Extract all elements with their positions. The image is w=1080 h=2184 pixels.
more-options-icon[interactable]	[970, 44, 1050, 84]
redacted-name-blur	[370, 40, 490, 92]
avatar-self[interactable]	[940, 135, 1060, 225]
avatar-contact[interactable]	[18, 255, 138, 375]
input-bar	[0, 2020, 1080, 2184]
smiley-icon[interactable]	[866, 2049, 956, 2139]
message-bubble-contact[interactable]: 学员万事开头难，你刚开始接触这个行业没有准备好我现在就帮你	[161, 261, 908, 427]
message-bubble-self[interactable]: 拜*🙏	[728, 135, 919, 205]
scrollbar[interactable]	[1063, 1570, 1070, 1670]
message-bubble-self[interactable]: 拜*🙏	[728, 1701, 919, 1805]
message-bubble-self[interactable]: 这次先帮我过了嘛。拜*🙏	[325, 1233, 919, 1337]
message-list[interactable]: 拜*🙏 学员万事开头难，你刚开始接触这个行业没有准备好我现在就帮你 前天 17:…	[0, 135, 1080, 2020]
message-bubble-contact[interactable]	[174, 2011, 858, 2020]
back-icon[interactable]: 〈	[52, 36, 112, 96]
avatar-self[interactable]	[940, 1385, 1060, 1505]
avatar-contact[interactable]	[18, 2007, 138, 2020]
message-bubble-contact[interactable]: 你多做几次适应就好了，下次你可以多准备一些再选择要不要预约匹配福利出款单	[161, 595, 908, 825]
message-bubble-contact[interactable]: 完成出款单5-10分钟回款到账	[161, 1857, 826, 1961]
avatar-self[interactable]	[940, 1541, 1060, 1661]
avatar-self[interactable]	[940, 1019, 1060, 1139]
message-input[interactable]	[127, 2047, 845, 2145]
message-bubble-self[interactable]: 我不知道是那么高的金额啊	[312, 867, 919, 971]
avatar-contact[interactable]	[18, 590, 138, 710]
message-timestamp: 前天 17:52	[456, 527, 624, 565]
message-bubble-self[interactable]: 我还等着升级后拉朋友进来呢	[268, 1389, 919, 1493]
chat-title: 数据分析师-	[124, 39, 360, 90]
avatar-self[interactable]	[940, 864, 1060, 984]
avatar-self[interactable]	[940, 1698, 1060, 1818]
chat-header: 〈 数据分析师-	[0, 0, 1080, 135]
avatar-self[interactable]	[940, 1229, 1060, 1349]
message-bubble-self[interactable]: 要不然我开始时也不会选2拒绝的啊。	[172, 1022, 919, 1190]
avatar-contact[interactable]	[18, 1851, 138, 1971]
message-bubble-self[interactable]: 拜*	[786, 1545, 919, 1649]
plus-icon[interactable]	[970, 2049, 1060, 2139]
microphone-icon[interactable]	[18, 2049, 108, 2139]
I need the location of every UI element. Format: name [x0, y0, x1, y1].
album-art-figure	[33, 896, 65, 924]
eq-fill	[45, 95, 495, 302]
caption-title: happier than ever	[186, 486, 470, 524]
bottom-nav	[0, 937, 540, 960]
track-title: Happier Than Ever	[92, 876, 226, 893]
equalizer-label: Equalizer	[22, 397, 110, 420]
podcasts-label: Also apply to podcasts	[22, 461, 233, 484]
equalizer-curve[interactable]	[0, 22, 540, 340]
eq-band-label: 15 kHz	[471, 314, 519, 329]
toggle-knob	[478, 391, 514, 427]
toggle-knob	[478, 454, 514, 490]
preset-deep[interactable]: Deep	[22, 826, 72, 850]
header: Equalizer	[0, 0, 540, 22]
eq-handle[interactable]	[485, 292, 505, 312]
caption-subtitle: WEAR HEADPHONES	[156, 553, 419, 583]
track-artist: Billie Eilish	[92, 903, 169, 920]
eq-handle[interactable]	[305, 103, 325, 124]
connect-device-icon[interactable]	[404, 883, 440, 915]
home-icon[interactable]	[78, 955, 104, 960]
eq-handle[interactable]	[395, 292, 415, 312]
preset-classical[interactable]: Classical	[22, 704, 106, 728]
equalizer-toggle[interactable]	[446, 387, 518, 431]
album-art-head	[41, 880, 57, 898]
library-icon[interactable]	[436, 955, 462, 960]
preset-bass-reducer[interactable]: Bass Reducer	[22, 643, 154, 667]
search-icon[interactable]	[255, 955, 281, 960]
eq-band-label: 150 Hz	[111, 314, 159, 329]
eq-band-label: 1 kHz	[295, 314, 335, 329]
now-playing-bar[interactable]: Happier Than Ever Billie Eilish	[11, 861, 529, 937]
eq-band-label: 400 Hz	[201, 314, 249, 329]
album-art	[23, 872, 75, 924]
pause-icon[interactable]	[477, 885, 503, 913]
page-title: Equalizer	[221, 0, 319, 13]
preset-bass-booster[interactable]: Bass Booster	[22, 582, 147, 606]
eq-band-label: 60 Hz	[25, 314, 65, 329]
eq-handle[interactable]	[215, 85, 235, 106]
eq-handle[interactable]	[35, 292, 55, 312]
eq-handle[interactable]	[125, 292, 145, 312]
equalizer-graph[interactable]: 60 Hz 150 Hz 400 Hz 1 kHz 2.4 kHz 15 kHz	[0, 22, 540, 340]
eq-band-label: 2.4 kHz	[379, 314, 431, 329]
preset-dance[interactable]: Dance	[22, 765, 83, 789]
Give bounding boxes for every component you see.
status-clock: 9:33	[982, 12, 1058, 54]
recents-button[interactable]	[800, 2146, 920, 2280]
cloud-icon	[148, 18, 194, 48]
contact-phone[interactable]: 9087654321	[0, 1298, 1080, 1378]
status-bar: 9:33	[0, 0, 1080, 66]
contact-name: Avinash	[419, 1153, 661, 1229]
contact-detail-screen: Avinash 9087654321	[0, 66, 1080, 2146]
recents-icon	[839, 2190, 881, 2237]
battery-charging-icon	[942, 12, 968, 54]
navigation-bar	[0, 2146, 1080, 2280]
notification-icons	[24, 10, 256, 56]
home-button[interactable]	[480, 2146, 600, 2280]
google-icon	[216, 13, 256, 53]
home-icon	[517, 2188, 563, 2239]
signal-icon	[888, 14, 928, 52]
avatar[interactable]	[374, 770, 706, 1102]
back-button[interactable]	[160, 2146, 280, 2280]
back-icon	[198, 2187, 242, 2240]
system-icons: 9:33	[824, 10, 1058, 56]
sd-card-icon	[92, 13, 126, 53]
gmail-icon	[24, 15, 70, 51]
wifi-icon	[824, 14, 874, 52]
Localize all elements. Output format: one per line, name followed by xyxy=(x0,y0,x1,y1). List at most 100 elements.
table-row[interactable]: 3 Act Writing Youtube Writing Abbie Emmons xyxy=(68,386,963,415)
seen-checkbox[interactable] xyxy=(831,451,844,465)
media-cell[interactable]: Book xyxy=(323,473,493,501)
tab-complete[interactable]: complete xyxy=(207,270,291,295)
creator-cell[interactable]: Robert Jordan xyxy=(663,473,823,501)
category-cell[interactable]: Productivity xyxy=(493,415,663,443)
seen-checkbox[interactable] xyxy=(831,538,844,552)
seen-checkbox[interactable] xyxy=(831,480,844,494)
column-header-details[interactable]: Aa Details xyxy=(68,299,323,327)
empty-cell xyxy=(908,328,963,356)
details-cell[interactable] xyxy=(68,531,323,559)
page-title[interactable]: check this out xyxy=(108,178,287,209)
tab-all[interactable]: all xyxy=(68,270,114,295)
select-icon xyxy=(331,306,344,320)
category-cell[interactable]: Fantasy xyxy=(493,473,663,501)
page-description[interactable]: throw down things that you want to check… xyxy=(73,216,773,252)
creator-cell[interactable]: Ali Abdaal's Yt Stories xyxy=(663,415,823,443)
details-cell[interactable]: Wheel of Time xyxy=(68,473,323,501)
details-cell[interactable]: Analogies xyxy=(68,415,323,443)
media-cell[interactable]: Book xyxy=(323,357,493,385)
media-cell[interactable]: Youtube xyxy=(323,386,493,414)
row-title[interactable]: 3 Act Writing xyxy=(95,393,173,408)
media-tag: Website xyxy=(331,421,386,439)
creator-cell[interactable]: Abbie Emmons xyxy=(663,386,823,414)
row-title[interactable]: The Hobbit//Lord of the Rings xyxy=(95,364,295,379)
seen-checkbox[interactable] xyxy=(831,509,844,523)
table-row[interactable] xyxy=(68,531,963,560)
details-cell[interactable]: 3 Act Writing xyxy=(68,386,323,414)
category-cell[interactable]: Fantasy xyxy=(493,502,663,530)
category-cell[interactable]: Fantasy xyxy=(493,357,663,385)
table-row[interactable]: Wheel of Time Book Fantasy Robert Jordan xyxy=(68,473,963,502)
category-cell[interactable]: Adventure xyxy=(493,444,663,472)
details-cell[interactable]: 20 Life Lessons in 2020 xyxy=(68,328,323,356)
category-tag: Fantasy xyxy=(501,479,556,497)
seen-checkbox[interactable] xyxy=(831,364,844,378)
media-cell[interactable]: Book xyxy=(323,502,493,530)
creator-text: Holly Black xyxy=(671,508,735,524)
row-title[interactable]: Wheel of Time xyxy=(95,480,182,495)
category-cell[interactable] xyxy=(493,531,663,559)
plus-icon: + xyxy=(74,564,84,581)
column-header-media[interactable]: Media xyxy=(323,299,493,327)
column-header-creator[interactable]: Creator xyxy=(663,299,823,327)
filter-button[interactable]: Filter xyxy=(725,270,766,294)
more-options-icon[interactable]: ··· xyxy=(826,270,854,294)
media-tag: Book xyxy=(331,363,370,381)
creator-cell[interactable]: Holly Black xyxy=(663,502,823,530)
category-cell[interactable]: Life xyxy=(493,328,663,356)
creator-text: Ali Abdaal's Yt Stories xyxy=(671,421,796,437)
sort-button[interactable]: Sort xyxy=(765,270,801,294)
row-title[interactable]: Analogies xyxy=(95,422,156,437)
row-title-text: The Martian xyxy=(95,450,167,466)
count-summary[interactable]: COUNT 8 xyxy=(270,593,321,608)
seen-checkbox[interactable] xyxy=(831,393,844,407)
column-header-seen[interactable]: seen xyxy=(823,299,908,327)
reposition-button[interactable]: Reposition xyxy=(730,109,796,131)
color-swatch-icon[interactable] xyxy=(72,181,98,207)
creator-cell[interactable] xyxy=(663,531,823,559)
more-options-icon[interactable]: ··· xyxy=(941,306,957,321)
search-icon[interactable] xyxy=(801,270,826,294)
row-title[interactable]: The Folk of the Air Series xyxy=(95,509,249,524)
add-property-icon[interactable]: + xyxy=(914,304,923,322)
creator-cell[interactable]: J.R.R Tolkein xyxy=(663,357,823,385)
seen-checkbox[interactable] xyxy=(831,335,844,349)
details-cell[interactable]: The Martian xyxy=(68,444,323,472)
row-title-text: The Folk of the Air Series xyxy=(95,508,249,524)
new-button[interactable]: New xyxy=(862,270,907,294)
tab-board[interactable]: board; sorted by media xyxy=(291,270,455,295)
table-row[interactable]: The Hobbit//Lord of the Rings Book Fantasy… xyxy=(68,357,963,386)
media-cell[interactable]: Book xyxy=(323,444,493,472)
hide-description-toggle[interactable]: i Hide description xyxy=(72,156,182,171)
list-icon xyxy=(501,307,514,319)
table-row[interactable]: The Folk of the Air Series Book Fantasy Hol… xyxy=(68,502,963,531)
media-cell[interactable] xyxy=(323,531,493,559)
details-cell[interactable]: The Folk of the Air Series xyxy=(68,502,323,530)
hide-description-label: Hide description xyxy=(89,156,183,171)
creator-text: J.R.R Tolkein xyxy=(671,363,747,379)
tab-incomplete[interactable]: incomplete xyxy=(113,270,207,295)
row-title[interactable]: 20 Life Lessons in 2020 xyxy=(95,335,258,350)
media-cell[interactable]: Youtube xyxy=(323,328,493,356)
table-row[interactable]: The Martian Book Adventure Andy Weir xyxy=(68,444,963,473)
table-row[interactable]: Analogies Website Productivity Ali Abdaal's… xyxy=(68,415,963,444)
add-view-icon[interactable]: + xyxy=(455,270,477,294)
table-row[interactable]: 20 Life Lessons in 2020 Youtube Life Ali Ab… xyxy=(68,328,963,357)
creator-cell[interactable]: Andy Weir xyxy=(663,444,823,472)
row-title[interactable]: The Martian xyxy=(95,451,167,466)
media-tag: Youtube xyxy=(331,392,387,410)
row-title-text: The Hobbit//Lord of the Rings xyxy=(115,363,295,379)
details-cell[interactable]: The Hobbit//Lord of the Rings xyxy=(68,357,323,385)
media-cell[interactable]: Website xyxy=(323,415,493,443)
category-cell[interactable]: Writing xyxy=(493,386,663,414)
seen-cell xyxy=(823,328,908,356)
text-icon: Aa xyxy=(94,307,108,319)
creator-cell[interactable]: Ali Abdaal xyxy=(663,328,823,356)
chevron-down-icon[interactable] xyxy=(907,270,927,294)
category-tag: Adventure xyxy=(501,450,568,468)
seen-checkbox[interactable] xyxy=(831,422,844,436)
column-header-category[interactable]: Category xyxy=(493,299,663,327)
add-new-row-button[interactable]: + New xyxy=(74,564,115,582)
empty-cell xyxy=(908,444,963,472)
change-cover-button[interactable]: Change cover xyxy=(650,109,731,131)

> [REQUEST]:
Please give the part of the data that opens with its first line and closes with the line containing "135, 919, 205]", both ends included, as a numbered list with blank lines left out.

> [REPLY TO THE TASK]:
1. Extract all elements with their positions. The image is w=1080 h=2184 pixels.
2. more-options-icon[interactable]	[970, 44, 1050, 84]
3. redacted-name-blur	[370, 40, 490, 92]
4. avatar-self[interactable]	[940, 135, 1060, 225]
5. avatar-contact[interactable]	[18, 255, 138, 375]
6. input-bar	[0, 2020, 1080, 2184]
7. smiley-icon[interactable]	[866, 2049, 956, 2139]
8. message-bubble-contact[interactable]: 学员万事开头难，你刚开始接触这个行业没有准备好我现在就帮你	[161, 261, 908, 427]
9. message-bubble-self[interactable]: 拜*🙏	[728, 135, 919, 205]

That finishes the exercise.